====== RECORDS TO PROCESS

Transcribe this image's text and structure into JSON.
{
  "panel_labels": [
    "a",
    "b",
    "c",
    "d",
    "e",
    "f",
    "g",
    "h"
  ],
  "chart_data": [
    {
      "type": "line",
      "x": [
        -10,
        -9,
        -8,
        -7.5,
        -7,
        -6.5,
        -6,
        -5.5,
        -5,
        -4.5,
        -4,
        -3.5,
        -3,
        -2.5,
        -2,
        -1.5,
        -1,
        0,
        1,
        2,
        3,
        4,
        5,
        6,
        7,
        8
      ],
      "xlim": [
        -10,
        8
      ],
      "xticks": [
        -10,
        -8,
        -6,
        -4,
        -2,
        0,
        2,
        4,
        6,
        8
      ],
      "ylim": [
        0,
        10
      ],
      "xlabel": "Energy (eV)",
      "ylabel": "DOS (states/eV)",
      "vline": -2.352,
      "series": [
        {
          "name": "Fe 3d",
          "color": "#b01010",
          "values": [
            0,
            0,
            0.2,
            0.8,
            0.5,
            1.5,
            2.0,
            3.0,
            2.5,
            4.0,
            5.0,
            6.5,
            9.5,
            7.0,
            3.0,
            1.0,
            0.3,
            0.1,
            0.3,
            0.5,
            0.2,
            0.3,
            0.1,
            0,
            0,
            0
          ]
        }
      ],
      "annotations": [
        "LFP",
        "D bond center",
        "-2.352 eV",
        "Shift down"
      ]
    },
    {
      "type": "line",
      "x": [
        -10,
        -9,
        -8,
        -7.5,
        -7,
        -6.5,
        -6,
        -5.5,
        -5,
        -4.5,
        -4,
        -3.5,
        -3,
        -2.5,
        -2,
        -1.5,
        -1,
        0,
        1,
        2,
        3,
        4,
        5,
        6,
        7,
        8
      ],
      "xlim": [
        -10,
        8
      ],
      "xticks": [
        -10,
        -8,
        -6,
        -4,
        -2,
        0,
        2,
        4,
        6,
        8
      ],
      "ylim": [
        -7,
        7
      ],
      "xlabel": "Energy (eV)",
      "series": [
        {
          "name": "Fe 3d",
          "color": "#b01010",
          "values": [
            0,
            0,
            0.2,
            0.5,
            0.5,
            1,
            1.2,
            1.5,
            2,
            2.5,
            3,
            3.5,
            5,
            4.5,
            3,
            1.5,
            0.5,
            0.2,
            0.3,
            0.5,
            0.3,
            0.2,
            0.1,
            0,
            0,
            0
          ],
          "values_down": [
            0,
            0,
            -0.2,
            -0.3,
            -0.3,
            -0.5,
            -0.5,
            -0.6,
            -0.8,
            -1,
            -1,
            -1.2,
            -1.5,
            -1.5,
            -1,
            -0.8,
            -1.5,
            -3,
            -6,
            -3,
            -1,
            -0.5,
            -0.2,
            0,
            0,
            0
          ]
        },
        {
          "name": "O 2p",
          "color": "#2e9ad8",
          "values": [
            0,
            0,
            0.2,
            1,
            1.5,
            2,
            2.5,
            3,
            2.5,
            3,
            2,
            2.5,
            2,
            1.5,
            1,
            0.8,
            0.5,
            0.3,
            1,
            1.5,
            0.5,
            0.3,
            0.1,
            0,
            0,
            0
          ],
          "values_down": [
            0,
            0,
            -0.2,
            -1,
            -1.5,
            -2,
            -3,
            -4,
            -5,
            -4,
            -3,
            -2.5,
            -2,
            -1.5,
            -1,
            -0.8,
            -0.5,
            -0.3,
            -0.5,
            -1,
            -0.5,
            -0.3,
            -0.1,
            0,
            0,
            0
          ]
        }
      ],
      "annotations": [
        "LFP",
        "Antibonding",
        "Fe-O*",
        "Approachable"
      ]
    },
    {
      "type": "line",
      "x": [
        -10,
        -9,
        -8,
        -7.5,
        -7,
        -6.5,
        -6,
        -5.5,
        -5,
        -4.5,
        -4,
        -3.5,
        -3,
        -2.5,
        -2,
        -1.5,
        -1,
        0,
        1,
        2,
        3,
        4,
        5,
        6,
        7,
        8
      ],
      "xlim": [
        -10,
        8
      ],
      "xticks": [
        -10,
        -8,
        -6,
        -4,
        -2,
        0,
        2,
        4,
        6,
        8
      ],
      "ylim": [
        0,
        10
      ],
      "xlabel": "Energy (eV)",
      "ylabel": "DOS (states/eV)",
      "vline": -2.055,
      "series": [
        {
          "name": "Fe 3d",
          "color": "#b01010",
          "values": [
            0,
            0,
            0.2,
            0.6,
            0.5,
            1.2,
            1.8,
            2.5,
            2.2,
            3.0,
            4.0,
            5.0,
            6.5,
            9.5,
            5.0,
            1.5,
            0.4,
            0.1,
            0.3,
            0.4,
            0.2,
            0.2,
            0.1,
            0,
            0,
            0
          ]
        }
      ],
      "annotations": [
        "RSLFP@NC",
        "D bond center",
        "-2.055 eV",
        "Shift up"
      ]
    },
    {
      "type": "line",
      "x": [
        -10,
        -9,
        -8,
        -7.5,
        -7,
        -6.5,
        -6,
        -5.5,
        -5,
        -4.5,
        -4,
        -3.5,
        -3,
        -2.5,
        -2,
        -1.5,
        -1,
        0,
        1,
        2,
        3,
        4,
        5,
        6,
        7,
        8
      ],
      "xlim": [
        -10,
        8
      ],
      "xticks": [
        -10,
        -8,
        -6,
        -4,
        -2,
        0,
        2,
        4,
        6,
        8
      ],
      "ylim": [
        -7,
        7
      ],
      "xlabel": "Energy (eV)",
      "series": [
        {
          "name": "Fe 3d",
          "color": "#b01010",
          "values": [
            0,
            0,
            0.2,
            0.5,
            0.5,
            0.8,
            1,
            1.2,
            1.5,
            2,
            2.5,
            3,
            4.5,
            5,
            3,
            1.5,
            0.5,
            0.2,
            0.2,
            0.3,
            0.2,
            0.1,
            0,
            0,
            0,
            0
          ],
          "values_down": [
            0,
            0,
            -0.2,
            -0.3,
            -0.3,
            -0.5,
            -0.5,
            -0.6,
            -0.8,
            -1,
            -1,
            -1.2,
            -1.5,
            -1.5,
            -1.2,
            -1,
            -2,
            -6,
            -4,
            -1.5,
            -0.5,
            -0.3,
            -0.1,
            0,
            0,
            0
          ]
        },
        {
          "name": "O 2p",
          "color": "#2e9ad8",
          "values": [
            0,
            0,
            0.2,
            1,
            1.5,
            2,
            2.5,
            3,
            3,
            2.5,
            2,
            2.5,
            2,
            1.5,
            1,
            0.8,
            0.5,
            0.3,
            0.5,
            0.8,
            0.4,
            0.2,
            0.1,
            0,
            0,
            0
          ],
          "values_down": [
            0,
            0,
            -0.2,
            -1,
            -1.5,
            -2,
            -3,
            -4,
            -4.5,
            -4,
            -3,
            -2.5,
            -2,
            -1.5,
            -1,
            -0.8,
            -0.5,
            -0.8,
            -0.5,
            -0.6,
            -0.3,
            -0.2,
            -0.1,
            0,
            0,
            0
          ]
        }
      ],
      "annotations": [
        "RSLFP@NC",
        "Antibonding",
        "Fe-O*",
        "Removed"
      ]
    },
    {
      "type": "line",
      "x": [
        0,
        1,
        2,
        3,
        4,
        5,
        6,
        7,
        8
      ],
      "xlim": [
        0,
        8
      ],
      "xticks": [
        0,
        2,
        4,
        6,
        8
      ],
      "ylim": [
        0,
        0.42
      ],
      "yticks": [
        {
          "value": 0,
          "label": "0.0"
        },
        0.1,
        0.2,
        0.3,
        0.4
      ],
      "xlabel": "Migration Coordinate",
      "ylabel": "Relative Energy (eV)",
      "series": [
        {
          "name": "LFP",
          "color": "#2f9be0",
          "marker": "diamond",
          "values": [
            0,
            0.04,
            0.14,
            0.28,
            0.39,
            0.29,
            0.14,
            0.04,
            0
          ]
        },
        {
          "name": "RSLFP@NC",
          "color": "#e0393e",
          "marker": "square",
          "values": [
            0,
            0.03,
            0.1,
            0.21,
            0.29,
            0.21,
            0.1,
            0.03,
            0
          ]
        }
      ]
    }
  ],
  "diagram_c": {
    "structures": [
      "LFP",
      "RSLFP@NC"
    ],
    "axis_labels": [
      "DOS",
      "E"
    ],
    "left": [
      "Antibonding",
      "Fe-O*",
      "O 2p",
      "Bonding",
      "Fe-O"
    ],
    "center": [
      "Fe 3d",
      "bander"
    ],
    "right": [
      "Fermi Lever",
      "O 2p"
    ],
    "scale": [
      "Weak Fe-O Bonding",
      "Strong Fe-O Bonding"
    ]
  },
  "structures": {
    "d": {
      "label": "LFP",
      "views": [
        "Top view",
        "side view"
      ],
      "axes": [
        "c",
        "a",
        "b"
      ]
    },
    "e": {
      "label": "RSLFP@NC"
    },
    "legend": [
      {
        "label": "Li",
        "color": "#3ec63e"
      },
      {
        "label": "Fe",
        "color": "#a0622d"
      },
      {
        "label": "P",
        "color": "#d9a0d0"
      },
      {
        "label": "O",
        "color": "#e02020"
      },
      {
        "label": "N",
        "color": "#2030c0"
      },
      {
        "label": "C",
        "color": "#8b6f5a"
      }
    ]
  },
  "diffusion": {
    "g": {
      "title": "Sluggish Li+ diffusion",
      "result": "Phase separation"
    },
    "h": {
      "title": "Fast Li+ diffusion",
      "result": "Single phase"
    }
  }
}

============

DIRECTIONS FOR THIS TASK
Using the listing above, locate the lines that hold "title" and copy each one.

FINAL ANSWER
      "title": "Sluggish Li+ diffusion",
      "title": "Fast Li+ diffusion",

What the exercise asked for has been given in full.